- **Problem details**
Copy each line of the entries that contains the word "true".

- **Data for this exercise**

-=-=-

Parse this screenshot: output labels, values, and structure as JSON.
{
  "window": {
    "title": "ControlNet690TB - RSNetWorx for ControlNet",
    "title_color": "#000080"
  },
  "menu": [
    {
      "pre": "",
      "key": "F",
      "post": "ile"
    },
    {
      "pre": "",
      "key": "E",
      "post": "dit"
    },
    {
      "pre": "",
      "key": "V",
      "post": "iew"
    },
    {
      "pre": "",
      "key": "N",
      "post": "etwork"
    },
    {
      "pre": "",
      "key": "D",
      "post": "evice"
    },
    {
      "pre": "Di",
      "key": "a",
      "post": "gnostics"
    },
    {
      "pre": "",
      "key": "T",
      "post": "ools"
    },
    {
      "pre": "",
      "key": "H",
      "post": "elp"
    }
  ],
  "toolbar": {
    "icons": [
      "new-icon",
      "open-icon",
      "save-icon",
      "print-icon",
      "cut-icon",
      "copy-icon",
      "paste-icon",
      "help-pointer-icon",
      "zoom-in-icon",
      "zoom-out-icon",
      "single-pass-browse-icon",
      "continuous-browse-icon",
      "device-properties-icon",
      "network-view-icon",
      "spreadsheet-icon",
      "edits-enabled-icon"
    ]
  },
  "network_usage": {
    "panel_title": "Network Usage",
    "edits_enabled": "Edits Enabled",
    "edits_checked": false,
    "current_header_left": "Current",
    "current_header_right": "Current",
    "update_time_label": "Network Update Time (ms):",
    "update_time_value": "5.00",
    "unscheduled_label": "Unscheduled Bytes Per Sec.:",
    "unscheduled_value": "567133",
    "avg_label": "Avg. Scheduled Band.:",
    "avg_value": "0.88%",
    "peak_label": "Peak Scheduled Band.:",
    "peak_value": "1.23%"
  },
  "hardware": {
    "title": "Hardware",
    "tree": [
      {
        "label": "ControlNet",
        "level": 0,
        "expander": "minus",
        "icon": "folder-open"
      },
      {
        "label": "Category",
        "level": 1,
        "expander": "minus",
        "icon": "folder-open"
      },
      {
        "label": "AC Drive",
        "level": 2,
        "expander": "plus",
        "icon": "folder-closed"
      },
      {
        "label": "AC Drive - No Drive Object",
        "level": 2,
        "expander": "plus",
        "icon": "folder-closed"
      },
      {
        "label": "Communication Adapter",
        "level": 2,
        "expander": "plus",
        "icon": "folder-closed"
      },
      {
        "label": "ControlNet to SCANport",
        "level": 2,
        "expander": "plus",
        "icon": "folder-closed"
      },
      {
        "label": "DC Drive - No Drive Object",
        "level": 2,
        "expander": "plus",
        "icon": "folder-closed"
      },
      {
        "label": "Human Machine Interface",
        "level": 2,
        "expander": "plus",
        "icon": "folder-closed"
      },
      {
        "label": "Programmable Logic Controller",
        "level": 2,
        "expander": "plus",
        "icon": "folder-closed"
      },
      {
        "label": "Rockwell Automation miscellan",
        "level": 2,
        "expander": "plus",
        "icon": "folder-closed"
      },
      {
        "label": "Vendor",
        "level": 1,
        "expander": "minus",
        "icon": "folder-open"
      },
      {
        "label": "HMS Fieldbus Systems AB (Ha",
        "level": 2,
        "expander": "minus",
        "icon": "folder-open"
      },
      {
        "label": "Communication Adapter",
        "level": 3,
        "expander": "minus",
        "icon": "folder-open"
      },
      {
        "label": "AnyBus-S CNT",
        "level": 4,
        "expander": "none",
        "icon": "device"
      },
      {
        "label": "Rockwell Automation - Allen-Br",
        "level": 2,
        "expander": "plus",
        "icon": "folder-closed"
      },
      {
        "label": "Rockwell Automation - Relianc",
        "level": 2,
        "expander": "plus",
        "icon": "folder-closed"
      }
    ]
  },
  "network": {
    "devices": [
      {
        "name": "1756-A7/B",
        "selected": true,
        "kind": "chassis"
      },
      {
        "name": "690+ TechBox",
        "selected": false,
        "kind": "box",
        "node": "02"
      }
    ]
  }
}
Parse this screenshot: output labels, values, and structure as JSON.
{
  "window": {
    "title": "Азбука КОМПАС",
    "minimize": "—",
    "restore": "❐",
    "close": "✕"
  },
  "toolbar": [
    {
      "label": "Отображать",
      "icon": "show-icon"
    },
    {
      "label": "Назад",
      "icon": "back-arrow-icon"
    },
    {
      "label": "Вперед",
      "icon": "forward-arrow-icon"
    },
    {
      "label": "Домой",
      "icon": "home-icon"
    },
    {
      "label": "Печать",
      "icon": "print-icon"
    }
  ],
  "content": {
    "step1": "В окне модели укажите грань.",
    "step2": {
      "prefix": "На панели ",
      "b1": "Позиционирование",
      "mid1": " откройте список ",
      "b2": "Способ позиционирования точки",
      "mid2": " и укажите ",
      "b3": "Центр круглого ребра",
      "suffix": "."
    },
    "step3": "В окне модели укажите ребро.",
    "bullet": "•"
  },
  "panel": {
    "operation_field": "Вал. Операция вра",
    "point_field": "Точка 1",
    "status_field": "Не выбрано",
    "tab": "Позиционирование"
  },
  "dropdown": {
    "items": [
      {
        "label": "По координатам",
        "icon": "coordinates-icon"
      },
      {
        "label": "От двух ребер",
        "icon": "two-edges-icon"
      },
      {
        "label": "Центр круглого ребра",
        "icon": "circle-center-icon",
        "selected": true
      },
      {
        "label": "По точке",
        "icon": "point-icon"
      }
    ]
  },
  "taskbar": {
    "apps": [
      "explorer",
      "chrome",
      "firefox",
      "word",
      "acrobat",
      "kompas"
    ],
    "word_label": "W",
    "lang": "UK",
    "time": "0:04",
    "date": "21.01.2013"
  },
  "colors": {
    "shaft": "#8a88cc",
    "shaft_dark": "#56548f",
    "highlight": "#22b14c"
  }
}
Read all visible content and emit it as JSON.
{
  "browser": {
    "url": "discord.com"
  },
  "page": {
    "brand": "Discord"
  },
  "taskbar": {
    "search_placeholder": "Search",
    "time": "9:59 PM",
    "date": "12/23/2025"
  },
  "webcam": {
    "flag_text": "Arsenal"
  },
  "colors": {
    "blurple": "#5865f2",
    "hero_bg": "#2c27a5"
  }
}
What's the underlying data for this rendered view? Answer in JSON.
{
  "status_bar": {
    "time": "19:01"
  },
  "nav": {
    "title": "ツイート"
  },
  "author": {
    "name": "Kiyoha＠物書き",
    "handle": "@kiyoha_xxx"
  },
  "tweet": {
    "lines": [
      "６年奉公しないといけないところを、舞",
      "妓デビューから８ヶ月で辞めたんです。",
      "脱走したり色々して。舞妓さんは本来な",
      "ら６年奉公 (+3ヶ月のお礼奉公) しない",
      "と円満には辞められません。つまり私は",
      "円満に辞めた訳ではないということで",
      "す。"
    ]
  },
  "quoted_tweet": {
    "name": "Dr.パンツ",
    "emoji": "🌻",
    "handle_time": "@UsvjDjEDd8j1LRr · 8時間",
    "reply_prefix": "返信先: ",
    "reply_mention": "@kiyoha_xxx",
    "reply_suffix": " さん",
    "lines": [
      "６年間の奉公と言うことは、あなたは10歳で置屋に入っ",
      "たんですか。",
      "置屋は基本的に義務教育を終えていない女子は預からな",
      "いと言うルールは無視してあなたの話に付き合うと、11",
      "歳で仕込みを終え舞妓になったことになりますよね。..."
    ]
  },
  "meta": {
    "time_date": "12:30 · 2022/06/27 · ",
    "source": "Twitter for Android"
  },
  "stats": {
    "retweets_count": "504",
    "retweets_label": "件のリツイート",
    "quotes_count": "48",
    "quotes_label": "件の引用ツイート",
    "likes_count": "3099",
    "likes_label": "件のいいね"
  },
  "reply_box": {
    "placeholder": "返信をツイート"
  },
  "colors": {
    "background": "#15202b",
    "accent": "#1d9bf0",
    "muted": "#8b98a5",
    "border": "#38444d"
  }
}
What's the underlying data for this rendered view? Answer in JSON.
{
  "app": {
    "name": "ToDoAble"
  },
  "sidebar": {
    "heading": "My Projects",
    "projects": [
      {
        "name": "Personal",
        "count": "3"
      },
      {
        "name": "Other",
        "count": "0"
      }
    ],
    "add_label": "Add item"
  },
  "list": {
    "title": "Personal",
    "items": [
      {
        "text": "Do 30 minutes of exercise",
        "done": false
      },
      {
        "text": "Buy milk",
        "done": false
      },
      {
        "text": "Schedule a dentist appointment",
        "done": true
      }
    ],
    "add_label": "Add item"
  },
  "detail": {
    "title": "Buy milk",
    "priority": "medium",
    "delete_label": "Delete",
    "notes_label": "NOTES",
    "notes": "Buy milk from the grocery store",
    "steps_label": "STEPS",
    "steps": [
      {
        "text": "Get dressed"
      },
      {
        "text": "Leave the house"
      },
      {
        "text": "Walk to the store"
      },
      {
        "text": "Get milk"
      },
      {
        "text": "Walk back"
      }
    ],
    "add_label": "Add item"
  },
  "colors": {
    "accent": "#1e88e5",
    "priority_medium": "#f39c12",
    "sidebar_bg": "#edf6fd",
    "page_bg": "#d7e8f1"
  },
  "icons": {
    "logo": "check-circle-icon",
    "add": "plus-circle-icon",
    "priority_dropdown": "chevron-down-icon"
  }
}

-=-=-

- **Task response**
        "selected": true,
        "selected": true
        "done": true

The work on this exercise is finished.